Stored data
+===+

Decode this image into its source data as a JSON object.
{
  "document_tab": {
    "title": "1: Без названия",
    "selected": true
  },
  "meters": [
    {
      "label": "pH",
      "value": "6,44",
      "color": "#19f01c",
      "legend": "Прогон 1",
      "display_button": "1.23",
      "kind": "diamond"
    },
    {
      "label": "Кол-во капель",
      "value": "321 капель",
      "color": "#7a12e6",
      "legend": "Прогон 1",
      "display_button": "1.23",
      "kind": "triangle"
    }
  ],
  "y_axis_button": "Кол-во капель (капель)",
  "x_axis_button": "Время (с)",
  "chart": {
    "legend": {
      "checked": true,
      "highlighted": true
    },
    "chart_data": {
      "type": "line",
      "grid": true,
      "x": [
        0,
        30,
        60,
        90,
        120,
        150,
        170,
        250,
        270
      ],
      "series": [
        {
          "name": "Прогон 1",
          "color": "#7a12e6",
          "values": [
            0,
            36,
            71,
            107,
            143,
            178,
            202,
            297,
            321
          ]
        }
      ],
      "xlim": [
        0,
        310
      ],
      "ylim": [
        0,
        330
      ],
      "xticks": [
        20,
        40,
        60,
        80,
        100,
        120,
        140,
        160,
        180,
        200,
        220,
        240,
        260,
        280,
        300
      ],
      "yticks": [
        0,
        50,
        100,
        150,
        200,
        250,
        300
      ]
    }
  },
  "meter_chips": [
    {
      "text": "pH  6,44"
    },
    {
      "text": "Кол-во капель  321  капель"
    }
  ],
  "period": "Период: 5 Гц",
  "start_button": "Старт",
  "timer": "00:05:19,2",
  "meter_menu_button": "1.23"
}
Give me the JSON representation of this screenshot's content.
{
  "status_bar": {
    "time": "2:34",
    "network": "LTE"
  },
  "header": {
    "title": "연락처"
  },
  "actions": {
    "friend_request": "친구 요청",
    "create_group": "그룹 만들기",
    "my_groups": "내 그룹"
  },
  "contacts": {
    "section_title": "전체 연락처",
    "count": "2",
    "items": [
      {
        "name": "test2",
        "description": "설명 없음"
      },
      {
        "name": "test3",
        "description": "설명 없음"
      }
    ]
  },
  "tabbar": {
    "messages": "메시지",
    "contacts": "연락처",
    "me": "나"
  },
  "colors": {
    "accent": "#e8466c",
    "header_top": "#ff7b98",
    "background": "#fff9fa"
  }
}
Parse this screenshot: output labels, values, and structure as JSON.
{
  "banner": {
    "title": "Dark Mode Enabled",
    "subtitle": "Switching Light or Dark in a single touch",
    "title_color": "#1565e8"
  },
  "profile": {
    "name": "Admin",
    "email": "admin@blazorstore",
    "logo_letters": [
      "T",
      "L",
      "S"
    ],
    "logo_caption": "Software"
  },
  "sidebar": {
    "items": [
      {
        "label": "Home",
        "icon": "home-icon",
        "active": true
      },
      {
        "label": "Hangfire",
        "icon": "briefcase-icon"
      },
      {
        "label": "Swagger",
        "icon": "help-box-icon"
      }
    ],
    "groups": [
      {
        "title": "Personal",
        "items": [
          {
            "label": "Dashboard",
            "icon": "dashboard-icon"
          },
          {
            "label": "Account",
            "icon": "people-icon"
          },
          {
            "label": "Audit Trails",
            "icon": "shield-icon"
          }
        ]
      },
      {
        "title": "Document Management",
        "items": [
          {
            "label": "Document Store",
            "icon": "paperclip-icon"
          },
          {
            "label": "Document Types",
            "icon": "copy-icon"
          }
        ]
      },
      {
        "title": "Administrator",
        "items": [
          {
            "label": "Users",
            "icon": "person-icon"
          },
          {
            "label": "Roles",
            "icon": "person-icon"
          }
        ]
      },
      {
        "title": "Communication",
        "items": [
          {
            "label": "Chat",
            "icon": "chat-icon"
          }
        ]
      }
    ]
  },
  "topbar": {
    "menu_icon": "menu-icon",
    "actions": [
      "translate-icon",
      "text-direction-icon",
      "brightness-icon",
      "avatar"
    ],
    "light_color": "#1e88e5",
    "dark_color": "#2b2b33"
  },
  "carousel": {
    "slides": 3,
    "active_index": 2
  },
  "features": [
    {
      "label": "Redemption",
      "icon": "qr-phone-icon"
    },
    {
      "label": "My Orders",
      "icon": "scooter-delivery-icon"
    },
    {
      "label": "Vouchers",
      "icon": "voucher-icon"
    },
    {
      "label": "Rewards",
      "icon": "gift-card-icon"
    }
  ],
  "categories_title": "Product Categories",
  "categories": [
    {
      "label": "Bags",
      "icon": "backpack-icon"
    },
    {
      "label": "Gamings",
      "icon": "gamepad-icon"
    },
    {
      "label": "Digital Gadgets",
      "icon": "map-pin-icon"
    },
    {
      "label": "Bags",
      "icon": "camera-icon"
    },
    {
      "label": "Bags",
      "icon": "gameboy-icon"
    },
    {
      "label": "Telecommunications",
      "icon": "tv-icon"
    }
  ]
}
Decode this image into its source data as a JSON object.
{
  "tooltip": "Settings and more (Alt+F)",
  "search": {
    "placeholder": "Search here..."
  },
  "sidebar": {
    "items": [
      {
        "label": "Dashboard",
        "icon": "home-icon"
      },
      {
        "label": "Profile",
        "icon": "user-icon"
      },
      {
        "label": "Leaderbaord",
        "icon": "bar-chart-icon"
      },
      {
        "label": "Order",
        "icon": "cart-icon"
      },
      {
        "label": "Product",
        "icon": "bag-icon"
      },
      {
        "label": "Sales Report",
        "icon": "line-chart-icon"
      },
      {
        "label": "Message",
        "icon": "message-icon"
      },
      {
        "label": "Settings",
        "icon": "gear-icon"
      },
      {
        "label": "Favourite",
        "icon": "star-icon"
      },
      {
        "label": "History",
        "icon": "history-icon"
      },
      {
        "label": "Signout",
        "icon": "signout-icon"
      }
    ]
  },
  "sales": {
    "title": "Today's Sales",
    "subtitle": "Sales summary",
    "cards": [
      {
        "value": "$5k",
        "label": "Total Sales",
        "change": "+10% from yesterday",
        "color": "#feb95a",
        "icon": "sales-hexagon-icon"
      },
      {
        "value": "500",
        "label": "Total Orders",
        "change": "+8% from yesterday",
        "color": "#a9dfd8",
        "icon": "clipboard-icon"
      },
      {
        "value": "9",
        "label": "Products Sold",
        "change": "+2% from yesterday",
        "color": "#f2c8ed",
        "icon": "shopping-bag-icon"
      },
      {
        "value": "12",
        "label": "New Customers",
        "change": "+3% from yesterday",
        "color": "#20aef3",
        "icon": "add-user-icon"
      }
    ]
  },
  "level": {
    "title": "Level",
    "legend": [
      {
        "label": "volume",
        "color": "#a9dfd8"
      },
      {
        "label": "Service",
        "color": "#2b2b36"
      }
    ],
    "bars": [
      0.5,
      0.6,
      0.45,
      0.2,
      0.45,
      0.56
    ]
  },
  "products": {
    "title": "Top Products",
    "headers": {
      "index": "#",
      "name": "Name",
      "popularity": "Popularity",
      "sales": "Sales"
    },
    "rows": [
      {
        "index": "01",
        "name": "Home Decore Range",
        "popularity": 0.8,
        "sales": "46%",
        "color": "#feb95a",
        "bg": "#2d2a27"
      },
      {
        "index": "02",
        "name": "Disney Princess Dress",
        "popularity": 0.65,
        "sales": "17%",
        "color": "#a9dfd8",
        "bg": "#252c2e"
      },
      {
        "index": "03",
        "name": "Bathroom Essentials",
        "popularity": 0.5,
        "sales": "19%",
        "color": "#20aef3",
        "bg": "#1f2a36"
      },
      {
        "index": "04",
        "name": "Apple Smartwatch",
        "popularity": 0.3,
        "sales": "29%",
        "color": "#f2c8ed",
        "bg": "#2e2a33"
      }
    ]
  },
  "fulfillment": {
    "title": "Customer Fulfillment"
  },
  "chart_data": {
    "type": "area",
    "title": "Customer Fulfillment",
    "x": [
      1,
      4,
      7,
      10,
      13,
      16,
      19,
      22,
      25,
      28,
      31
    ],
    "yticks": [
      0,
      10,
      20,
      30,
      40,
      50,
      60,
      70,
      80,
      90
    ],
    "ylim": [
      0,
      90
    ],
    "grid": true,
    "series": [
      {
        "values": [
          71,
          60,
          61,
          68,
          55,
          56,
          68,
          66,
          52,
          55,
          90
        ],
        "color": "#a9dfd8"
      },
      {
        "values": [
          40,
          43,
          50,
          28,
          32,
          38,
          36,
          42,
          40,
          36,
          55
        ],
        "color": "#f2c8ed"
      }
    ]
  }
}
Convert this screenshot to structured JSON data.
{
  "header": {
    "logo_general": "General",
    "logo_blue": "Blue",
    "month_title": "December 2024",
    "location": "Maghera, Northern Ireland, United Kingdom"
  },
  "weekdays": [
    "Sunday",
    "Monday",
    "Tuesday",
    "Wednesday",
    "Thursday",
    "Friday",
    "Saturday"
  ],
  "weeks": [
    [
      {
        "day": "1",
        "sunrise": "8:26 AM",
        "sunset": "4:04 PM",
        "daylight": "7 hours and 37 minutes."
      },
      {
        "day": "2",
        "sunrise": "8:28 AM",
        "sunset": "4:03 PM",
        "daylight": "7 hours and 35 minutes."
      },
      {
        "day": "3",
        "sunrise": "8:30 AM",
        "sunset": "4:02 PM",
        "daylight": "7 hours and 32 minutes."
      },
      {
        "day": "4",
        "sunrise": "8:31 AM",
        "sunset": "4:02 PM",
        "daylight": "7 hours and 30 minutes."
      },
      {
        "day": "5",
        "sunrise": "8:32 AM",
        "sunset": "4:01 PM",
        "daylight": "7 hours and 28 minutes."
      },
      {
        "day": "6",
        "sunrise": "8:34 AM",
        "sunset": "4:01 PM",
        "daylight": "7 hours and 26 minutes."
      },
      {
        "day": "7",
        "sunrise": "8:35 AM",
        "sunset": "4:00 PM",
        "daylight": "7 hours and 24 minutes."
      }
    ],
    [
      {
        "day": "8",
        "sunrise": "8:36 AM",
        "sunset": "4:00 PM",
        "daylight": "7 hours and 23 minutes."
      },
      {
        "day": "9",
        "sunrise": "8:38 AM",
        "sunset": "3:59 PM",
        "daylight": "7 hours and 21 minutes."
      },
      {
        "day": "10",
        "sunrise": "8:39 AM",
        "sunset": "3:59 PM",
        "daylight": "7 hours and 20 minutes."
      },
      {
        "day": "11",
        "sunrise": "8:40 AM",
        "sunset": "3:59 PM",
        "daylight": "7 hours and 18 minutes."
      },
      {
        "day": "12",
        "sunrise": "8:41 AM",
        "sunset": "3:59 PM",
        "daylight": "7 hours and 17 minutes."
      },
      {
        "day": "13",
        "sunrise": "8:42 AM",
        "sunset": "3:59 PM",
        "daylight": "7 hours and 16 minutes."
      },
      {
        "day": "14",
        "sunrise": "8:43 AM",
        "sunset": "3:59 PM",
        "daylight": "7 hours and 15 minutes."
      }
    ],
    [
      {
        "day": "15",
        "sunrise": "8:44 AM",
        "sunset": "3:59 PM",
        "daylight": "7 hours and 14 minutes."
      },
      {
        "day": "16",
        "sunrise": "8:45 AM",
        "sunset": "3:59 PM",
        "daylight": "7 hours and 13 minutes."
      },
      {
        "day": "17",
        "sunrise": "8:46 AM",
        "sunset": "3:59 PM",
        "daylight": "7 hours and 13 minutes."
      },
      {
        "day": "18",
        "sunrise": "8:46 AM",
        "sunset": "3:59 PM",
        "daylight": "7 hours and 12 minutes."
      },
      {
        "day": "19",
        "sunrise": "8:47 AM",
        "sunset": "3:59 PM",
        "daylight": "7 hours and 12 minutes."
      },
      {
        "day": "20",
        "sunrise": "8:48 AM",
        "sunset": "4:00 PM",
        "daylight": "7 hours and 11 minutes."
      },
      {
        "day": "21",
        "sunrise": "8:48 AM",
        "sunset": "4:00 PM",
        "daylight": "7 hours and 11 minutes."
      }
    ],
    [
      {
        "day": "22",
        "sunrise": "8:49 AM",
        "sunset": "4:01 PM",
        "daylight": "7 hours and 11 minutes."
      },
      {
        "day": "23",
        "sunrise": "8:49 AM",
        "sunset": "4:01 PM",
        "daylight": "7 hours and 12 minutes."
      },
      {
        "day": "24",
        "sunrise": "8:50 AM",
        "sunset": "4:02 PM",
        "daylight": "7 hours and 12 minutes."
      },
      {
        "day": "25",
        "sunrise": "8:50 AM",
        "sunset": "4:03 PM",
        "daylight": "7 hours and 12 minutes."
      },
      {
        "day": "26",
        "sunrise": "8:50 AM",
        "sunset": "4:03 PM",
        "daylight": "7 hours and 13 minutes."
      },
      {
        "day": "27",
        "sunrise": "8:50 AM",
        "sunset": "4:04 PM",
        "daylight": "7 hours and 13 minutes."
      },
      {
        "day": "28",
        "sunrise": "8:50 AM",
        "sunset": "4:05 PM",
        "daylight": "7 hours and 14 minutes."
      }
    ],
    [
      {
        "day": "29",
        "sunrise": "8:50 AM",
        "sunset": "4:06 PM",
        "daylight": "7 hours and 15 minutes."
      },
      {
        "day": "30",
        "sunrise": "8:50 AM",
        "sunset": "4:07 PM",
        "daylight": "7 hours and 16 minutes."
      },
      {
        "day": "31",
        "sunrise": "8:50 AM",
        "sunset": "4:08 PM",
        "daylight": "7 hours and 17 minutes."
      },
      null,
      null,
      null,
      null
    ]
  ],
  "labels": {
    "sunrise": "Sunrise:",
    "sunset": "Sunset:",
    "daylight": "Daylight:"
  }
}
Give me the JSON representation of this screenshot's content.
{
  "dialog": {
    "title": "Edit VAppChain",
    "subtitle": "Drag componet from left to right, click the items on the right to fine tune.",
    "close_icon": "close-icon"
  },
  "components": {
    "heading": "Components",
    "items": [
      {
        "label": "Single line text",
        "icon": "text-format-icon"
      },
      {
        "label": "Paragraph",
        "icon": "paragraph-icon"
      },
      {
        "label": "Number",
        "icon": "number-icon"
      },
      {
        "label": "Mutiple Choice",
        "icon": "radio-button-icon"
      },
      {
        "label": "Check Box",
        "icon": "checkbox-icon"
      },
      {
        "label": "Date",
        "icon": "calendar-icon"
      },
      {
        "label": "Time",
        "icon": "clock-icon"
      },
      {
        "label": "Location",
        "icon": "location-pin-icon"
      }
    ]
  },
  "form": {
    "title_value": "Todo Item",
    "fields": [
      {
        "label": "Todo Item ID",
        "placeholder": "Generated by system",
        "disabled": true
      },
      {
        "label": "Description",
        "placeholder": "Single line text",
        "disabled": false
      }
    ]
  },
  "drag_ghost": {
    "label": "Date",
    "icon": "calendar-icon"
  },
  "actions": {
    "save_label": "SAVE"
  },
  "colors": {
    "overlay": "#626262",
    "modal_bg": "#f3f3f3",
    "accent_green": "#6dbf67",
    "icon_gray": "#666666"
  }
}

+===+

### Task description
Filter the listing for the word "text" and copy every line that holds it.

### Solution to the exercise
      "text": "pH  6,44"
      "text": "Кол-во капель  321  капель"
      "text-direction-icon",
        "label": "Single line text",
        "icon": "text-format-icon"
        "placeholder": "Single line text",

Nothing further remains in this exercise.